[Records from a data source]
_____

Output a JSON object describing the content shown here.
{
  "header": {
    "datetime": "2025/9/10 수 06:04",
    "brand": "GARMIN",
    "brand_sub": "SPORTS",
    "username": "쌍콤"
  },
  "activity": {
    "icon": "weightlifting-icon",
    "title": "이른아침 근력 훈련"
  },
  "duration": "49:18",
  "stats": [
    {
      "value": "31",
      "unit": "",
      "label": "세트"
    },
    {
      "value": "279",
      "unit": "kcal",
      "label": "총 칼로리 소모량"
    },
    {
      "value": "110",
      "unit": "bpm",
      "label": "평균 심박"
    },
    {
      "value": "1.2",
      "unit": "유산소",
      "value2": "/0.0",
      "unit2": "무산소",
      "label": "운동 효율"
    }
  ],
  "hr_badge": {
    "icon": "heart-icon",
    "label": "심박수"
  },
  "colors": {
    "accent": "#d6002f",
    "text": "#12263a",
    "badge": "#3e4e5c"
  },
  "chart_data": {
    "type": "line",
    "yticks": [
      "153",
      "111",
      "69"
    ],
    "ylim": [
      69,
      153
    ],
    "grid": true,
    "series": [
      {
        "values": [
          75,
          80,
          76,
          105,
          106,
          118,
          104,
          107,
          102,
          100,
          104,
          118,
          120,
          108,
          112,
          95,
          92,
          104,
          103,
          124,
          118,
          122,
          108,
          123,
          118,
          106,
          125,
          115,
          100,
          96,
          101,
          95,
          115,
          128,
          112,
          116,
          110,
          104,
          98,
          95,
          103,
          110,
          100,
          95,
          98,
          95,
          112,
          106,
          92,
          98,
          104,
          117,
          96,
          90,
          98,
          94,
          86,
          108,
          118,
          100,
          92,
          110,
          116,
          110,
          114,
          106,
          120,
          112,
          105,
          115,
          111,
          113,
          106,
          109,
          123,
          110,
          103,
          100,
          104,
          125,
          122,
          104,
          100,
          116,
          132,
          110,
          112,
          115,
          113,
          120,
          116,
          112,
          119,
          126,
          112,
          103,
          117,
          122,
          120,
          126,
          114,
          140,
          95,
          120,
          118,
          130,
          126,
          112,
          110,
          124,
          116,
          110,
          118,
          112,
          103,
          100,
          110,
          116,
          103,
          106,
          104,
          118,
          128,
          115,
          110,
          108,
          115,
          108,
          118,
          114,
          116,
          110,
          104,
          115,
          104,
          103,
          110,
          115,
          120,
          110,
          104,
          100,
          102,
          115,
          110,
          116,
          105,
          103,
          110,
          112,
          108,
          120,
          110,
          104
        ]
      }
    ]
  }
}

_____

## [What you should do]
From the material, report only how many lines include the word "icon".

## [Worked answer]
2